WRITTEN PROBLEM — Collect every line that includes the string "color".

RECORDS PROVIDED —
** Start **

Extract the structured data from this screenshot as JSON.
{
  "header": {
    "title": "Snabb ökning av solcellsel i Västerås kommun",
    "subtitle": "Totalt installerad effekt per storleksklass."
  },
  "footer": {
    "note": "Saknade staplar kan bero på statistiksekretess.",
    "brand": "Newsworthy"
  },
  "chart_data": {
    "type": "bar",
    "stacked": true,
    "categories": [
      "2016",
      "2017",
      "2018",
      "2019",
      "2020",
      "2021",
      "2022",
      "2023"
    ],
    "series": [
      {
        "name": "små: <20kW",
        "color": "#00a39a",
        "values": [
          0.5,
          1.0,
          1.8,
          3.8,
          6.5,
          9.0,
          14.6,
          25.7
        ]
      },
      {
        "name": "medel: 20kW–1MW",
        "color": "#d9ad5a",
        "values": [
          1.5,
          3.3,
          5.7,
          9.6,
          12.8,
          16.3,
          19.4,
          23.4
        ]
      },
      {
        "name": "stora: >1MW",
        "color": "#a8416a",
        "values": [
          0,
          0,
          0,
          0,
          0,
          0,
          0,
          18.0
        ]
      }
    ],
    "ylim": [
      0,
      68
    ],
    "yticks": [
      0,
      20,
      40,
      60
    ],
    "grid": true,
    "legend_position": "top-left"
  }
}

** End **

EXPECTED ANSWER —
        "color": "#00a39a",
        "color": "#d9ad5a",
        "color": "#a8416a",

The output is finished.